■ Material provided:
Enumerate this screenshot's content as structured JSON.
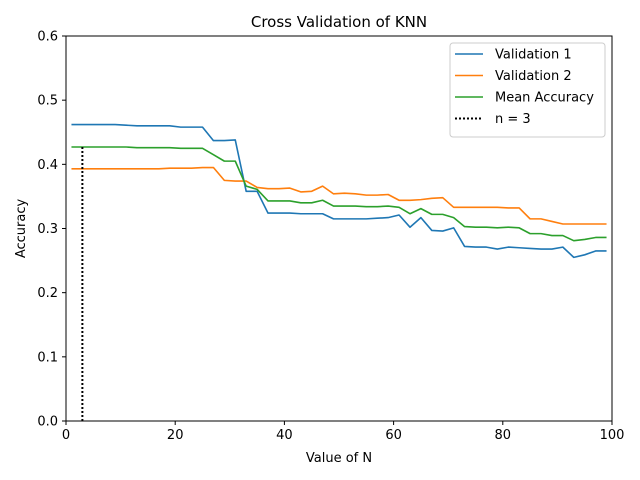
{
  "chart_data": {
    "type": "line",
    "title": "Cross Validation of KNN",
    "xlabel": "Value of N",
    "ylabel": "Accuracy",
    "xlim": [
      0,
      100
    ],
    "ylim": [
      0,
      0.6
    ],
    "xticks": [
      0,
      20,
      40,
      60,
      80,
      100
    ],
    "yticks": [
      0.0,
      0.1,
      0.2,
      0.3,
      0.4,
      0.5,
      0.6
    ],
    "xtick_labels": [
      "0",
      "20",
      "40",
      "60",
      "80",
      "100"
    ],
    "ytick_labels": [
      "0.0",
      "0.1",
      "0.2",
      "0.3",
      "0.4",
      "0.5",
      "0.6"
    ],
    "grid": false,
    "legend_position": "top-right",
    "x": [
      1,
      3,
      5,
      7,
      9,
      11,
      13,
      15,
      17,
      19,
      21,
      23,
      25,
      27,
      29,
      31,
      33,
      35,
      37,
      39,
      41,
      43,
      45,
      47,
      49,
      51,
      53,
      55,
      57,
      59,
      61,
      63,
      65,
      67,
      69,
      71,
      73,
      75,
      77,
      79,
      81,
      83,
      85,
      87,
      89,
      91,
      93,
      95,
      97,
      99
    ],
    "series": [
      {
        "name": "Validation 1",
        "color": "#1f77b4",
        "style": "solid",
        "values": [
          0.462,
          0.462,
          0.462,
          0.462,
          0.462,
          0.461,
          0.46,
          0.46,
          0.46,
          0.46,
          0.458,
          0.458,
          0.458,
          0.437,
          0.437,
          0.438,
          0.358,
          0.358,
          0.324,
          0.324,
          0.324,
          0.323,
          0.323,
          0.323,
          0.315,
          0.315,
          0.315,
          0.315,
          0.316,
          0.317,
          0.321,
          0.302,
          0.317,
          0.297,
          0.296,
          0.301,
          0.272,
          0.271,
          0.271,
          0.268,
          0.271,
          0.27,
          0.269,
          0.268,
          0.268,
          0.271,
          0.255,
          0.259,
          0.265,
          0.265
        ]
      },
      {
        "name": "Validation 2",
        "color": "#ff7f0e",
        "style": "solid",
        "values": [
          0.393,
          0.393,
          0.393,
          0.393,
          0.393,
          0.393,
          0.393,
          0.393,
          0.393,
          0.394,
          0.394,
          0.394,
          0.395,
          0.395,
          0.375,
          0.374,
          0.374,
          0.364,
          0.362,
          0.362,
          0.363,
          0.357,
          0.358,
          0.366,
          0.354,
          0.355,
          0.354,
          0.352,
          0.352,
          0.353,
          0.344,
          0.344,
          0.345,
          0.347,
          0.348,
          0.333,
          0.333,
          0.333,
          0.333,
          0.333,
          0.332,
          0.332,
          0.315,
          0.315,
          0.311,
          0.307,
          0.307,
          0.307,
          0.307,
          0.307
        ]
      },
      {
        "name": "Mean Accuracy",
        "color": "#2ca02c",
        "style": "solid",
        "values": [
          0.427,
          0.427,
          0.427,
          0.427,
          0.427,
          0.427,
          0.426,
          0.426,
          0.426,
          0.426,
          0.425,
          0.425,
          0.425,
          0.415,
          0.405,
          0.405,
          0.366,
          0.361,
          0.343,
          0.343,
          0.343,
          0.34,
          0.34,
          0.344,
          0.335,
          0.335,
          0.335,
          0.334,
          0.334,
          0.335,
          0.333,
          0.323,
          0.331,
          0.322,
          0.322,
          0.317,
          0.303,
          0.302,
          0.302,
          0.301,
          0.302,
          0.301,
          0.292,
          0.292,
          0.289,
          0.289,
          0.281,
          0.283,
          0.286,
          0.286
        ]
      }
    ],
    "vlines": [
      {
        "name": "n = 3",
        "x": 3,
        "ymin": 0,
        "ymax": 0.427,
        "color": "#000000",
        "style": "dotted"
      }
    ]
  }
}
* * *
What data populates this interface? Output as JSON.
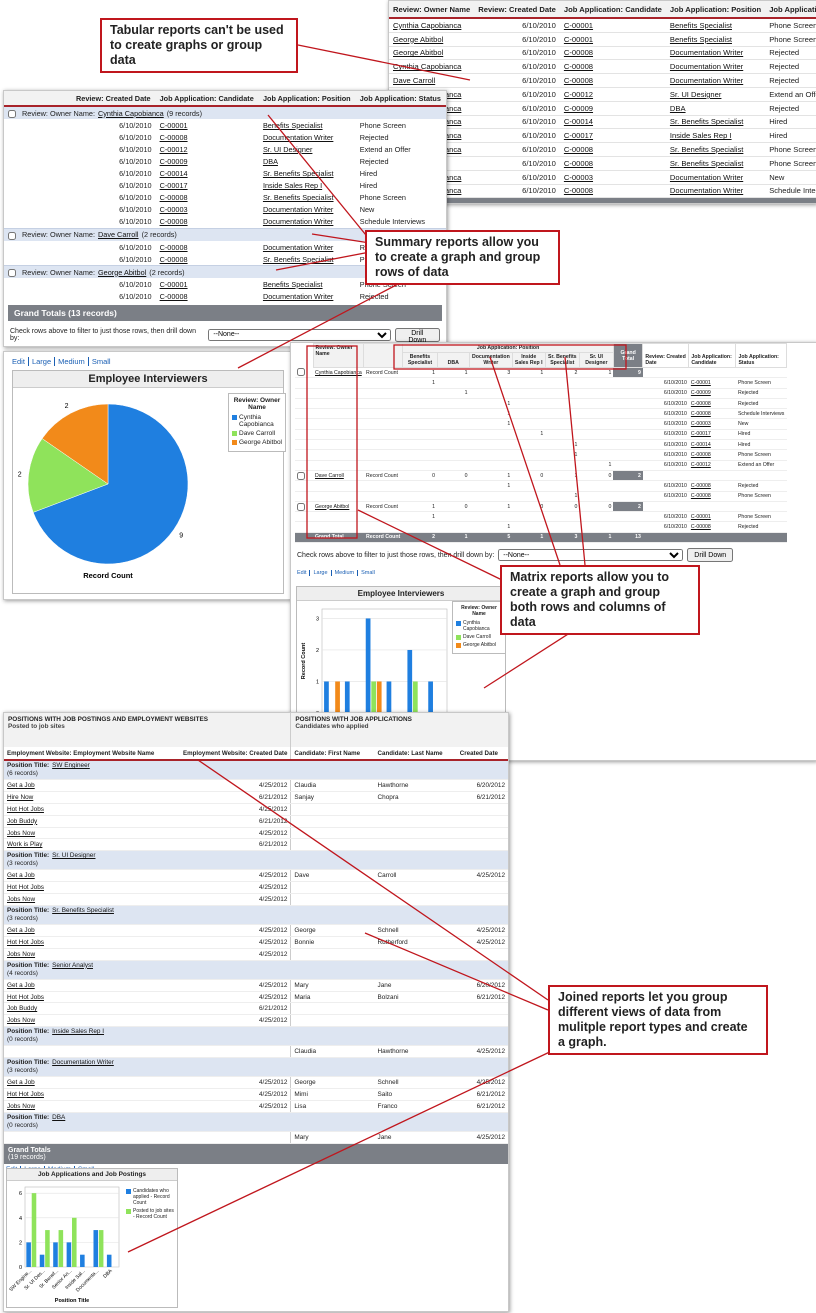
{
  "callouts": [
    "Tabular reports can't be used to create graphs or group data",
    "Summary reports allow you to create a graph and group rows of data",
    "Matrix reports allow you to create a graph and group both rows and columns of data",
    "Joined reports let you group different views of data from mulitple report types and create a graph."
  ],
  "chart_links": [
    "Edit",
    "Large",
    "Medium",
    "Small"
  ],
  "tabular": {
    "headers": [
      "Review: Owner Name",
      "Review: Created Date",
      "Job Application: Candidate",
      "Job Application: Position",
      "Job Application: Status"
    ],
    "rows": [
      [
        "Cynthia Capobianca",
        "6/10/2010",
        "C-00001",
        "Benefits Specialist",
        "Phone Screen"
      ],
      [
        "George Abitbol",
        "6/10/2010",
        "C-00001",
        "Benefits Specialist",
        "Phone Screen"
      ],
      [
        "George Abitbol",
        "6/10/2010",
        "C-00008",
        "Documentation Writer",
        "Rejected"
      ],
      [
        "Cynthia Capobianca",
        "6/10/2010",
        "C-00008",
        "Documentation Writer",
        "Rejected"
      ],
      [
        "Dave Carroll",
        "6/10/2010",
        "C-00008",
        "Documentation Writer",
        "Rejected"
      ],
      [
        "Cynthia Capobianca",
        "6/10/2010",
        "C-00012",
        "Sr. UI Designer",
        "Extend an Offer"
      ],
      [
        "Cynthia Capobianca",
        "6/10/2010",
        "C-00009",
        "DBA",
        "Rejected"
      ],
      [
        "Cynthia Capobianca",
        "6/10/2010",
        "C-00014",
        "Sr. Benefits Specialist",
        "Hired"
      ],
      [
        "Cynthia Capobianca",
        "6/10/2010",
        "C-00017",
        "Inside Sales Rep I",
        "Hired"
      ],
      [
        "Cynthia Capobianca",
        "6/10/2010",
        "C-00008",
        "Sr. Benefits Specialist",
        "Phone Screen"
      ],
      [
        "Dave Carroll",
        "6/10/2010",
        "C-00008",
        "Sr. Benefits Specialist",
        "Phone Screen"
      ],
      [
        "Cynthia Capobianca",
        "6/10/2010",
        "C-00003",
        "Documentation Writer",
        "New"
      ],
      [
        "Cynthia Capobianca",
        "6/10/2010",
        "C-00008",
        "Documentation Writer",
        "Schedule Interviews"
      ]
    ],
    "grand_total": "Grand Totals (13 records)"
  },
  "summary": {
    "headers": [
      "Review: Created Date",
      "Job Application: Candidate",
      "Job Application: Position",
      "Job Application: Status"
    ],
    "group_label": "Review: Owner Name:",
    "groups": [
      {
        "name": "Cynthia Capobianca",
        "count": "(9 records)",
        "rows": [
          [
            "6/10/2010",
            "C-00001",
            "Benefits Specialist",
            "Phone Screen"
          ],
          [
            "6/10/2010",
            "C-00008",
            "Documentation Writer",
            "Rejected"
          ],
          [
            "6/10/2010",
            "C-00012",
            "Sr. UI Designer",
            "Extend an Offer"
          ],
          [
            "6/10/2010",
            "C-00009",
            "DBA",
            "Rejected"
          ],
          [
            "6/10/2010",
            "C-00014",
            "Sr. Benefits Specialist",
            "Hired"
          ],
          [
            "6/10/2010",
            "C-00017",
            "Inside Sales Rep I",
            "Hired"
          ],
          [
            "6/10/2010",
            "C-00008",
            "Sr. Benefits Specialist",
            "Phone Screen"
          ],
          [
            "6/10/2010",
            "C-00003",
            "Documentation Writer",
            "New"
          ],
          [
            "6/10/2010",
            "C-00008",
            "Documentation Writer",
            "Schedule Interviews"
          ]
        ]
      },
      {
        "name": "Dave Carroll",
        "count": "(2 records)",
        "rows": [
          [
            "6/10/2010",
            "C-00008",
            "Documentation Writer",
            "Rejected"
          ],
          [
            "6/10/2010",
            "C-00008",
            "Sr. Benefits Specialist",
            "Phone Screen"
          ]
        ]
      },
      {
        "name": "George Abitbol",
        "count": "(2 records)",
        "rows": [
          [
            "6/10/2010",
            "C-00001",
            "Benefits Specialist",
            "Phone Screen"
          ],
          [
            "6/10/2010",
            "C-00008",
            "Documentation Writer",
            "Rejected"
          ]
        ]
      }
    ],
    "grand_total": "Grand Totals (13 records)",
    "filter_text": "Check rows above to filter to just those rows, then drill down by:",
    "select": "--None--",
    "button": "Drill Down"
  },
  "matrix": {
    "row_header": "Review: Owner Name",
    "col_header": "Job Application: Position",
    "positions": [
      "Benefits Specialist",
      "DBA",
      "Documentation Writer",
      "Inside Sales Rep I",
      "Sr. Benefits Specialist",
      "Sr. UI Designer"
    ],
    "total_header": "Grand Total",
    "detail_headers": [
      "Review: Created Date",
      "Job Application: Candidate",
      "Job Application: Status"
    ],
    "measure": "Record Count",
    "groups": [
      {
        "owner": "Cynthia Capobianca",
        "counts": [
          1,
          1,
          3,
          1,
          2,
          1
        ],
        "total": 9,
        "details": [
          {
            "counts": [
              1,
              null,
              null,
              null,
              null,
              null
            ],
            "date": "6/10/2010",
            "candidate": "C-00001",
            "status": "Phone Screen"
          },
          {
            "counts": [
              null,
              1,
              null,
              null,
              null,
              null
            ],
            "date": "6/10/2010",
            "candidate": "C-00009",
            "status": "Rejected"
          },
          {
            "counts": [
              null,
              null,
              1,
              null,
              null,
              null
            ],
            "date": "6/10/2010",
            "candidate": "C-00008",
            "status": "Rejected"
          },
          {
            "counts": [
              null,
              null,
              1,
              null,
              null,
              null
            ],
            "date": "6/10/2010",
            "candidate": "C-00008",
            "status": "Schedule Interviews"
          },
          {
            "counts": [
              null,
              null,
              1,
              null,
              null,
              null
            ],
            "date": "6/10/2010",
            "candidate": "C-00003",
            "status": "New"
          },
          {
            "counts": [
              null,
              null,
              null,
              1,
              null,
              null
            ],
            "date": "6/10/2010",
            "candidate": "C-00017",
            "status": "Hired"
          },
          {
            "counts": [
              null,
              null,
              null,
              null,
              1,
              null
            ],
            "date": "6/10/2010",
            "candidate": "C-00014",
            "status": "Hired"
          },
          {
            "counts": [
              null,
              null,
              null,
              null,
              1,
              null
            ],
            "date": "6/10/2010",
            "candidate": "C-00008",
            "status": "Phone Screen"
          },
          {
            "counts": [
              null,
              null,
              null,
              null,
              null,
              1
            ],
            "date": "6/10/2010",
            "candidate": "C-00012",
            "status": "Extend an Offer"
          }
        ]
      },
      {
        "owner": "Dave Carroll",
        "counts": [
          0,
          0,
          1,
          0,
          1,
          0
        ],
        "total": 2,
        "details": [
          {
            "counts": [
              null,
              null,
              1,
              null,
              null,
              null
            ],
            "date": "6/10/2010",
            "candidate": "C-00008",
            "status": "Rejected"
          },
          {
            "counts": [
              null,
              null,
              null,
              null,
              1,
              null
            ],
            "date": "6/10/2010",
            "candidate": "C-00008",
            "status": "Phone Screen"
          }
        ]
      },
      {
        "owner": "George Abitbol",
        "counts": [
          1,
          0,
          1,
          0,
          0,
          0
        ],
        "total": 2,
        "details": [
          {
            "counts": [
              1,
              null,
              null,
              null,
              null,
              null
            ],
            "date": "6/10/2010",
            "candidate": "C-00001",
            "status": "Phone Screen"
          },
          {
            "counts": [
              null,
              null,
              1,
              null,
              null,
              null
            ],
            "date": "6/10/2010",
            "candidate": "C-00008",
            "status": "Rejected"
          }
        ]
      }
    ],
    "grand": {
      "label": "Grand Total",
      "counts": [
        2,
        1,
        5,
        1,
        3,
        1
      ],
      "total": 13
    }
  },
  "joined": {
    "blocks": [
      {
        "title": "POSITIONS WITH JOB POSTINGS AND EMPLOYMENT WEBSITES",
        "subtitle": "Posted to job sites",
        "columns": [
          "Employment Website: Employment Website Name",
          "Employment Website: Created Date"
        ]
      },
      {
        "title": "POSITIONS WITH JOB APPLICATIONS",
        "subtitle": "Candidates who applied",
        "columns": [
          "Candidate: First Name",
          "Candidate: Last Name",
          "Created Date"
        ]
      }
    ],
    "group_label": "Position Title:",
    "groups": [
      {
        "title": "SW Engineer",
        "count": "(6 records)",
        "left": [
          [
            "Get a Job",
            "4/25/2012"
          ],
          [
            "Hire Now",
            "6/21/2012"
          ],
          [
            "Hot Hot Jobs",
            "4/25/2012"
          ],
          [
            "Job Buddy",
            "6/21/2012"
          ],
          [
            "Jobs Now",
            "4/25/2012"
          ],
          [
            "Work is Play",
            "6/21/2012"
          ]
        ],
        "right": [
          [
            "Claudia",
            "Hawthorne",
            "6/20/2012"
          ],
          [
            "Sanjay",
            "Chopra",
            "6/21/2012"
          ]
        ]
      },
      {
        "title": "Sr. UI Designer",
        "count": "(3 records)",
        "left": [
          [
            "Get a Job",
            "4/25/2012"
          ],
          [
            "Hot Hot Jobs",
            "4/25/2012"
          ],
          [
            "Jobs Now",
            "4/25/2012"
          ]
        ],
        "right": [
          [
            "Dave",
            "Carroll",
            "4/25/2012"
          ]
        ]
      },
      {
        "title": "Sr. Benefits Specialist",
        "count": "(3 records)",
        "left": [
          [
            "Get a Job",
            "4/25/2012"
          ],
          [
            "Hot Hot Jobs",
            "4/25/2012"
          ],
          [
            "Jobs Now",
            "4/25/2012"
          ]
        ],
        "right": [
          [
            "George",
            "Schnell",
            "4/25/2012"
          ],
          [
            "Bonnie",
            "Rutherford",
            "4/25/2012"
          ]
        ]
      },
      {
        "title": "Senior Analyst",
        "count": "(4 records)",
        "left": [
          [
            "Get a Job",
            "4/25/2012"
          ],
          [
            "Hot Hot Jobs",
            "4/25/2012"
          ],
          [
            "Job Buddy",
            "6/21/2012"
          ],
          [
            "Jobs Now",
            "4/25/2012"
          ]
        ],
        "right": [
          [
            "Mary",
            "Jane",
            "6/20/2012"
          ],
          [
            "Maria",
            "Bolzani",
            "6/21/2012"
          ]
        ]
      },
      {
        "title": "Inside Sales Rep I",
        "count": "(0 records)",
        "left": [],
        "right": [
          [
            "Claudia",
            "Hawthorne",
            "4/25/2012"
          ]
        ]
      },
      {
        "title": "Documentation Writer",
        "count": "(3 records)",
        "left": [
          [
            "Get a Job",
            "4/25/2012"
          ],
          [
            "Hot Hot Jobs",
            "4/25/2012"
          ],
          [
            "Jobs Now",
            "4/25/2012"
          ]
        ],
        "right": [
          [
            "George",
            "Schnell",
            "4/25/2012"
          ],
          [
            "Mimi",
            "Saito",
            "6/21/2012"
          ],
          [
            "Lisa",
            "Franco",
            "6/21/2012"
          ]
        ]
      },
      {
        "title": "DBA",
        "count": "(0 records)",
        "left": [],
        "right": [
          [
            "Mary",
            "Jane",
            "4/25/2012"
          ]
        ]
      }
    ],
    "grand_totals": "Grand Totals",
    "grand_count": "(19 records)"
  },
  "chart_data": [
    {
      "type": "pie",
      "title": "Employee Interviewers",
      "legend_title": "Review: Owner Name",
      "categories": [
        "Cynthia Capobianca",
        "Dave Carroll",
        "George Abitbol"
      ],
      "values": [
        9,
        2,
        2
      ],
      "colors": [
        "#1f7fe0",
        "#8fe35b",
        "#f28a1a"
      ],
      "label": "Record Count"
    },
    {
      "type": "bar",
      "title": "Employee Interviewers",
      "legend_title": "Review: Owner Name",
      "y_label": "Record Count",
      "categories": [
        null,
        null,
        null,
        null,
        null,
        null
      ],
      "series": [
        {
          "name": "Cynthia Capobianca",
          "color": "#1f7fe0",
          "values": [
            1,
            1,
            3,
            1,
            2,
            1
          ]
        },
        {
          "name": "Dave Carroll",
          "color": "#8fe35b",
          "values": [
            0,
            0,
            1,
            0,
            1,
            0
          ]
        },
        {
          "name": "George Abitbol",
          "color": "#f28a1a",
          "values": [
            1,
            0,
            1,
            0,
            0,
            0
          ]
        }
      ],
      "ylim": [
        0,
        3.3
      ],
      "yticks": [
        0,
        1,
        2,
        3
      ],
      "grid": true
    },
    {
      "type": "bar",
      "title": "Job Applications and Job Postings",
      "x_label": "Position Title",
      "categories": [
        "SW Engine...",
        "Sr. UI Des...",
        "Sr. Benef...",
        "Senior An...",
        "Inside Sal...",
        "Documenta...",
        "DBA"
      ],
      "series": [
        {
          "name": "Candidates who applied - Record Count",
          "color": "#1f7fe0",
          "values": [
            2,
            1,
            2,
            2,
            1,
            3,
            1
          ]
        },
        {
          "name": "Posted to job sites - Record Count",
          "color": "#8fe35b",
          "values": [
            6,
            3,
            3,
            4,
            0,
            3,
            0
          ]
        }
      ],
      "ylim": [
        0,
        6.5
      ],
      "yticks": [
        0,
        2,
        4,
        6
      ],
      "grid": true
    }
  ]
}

■ What you have to do: Check each line of the records for the word "Totals" and extract those that contain it.

■ Output for this task:
    "grand_total": "Grand Totals (13 records)"
    "grand_total": "Grand Totals (13 records)",
    "grand_totals": "Grand Totals",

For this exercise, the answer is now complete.